_Written task_.
Collect every line that includes the string "GOES".

_Record excerpts_.
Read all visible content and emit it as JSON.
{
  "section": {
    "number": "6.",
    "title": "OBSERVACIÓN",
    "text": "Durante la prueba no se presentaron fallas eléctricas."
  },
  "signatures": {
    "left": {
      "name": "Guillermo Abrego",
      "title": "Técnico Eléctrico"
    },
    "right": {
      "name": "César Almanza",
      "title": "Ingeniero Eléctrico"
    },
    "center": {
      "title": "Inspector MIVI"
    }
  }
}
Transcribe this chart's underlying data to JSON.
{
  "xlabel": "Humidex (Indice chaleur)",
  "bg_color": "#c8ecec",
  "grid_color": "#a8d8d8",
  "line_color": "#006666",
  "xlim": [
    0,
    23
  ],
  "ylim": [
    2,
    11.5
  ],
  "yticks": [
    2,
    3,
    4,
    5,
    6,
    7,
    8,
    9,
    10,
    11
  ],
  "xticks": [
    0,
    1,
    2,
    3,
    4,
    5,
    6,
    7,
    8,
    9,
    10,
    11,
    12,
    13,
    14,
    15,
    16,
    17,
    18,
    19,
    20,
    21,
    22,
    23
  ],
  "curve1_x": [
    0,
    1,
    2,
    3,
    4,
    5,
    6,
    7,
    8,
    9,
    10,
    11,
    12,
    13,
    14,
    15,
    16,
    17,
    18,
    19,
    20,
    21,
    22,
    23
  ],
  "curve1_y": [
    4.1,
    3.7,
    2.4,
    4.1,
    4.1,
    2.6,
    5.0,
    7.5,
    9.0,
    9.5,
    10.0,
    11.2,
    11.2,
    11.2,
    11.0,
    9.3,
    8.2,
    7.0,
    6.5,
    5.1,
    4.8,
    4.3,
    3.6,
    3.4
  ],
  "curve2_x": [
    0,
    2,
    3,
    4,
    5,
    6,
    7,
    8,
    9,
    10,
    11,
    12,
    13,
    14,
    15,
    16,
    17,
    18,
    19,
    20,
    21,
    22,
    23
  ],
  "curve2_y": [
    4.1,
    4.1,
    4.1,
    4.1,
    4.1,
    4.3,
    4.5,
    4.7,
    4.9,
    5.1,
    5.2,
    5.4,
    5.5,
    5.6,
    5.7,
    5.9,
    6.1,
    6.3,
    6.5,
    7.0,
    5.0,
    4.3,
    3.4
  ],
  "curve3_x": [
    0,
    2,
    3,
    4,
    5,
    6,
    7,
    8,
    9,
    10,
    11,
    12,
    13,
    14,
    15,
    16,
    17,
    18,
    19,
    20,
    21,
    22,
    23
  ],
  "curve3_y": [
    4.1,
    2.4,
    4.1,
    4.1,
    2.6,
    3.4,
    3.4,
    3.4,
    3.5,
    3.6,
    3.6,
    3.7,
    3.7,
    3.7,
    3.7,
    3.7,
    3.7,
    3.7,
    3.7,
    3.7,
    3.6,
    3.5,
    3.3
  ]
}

--

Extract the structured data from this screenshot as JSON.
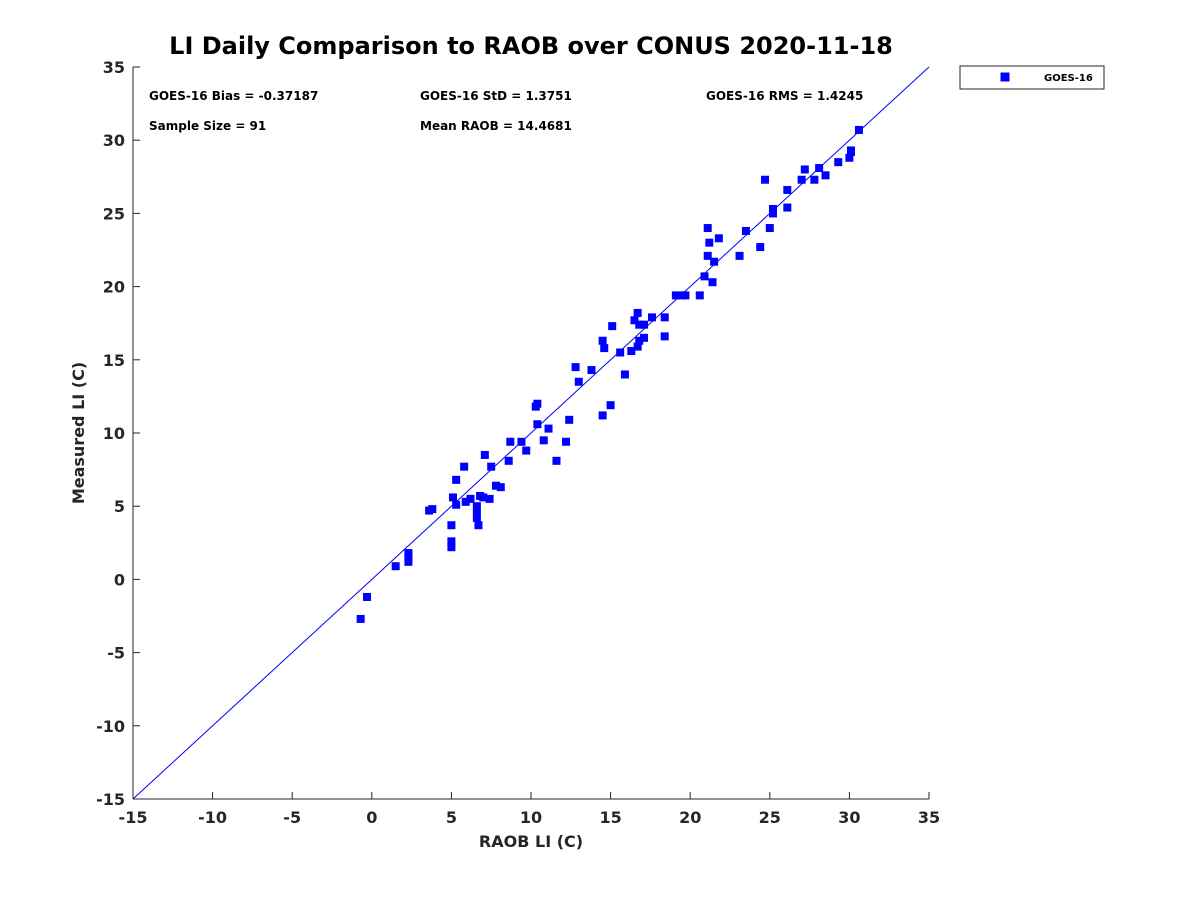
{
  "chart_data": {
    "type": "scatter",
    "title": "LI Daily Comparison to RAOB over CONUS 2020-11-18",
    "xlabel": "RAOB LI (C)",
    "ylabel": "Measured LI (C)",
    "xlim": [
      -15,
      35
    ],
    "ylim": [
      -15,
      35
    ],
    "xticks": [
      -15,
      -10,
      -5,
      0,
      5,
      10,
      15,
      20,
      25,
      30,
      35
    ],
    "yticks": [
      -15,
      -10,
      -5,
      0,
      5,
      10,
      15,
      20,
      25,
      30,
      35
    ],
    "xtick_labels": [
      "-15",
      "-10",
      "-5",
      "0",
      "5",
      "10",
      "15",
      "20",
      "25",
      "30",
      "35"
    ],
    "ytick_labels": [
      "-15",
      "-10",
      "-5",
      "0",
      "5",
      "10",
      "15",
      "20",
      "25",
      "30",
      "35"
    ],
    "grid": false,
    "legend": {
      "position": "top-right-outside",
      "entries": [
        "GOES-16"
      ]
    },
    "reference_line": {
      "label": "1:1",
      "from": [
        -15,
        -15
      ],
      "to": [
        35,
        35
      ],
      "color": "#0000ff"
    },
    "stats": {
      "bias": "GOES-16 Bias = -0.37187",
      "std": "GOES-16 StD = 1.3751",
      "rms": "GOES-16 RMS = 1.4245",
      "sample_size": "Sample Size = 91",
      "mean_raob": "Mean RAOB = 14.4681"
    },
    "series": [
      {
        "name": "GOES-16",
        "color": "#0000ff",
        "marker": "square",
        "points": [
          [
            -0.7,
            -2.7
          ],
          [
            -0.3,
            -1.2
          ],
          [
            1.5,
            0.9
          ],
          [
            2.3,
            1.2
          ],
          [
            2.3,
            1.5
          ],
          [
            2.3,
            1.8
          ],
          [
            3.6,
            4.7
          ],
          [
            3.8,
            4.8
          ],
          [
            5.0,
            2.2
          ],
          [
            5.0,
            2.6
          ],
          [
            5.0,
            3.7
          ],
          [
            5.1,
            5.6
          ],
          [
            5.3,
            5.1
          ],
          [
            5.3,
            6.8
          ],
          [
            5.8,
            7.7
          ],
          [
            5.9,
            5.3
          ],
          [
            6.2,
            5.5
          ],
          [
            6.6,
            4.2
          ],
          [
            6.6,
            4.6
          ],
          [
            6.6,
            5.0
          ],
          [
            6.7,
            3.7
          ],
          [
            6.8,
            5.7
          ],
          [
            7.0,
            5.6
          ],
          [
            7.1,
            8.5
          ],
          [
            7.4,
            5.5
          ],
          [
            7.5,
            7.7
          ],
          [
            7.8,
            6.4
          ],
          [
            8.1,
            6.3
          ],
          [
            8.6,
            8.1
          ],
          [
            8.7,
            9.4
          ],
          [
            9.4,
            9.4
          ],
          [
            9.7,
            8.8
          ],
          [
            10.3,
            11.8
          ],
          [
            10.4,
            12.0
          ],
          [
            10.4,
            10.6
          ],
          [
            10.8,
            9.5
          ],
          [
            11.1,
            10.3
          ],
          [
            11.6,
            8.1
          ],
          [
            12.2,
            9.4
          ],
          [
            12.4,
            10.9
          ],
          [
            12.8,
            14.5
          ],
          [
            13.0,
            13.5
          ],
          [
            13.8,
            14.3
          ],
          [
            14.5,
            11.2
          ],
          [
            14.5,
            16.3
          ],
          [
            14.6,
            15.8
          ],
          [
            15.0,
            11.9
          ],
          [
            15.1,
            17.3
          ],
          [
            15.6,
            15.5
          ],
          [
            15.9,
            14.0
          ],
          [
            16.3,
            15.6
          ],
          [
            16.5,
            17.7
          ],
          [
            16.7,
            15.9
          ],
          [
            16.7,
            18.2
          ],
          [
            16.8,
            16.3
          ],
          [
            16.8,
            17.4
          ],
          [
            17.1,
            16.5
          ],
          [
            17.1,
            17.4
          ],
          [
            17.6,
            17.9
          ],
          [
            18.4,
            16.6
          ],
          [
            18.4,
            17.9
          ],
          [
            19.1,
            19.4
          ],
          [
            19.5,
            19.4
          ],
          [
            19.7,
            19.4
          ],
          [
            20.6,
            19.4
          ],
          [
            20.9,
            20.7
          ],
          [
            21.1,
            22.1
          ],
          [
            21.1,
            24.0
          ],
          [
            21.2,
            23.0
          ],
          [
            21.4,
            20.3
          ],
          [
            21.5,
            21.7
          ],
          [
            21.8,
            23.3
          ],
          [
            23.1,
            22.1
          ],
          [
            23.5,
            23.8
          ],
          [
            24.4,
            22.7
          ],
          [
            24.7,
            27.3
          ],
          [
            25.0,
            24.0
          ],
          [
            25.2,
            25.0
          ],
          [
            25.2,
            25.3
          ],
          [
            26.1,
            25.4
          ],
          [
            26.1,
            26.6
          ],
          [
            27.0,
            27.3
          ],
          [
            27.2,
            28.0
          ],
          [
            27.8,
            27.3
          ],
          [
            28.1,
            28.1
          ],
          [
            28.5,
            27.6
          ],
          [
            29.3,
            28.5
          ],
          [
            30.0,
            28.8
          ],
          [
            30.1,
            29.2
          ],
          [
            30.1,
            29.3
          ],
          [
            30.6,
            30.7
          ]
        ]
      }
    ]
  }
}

* * *

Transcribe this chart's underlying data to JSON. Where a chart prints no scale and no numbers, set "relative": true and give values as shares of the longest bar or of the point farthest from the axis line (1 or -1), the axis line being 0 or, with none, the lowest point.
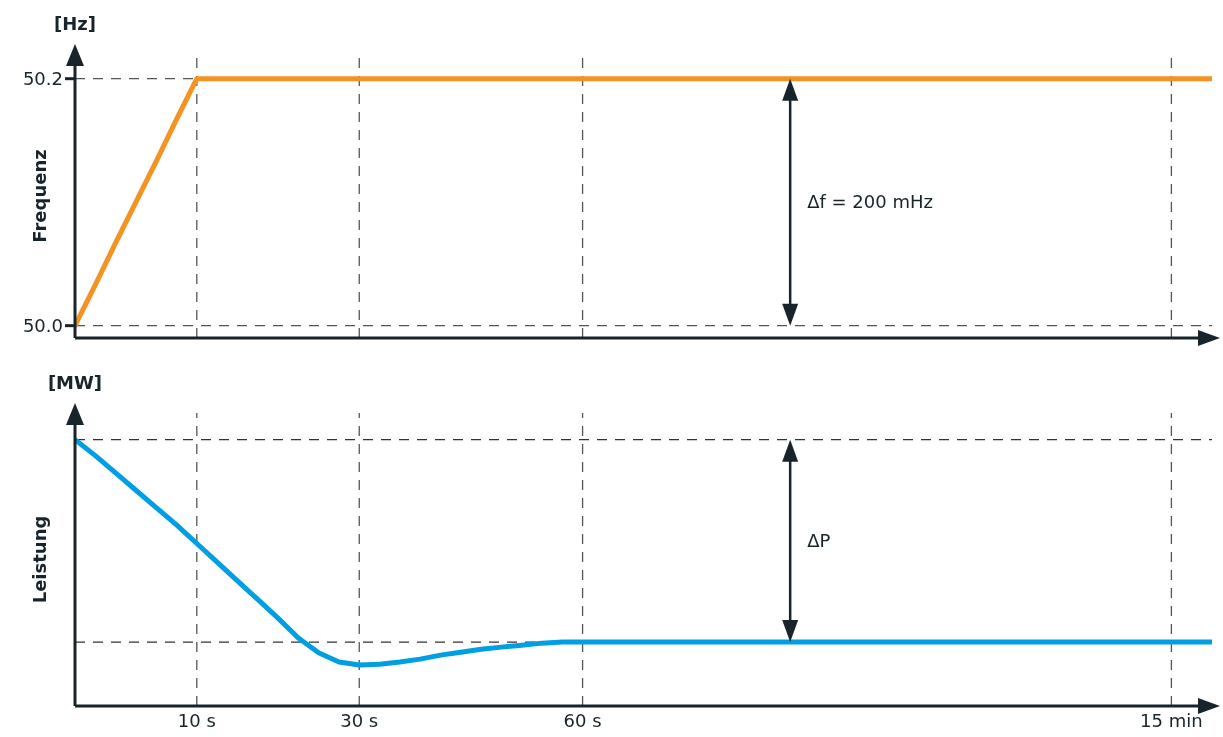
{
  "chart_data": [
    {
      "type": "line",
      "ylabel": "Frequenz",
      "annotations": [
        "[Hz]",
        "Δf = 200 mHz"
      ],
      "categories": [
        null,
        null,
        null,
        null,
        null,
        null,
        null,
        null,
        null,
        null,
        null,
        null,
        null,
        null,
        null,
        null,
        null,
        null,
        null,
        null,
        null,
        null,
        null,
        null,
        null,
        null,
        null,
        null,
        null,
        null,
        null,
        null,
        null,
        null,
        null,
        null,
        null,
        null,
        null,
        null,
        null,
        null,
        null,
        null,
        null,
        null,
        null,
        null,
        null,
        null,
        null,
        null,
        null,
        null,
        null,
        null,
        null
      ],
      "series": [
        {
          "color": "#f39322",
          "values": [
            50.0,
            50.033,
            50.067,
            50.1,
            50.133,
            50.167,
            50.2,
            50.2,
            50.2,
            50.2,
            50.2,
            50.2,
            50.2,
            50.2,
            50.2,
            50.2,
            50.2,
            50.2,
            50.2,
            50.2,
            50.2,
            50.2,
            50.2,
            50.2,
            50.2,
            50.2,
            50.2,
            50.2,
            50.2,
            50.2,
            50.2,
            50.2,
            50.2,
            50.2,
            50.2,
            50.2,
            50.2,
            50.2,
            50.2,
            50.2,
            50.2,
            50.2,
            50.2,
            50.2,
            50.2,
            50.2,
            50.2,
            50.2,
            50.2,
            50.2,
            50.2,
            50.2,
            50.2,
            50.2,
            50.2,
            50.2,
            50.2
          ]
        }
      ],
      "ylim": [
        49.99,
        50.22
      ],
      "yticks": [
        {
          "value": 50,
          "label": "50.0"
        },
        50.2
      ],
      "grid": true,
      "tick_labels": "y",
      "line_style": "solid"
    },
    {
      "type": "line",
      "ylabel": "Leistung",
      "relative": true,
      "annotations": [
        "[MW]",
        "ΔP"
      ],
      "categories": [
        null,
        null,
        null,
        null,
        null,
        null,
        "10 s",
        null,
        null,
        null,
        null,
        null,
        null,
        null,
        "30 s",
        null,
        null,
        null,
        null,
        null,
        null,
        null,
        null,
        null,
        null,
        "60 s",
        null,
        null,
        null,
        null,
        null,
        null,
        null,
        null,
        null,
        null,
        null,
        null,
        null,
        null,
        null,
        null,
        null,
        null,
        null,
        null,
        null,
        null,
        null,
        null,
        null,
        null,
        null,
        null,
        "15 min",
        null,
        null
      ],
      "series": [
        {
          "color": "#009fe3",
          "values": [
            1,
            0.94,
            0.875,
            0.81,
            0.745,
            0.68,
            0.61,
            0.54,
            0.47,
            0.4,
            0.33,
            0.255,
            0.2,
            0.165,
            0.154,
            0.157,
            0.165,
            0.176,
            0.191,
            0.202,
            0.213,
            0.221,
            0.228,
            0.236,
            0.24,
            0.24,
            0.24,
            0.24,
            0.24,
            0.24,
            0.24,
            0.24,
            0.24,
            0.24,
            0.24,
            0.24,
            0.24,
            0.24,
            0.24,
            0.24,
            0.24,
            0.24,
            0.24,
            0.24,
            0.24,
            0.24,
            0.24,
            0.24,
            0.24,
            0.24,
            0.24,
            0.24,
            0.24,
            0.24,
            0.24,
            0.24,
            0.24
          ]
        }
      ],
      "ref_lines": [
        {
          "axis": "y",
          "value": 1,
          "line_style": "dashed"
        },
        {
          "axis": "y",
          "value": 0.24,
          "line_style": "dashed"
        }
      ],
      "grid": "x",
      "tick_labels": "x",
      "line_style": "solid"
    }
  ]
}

_Exercise answer_.
        "GOES-16"
      "bias": "GOES-16 Bias = -0.37187",
      "std": "GOES-16 StD = 1.3751",
      "rms": "GOES-16 RMS = 1.4245",
        "name": "GOES-16",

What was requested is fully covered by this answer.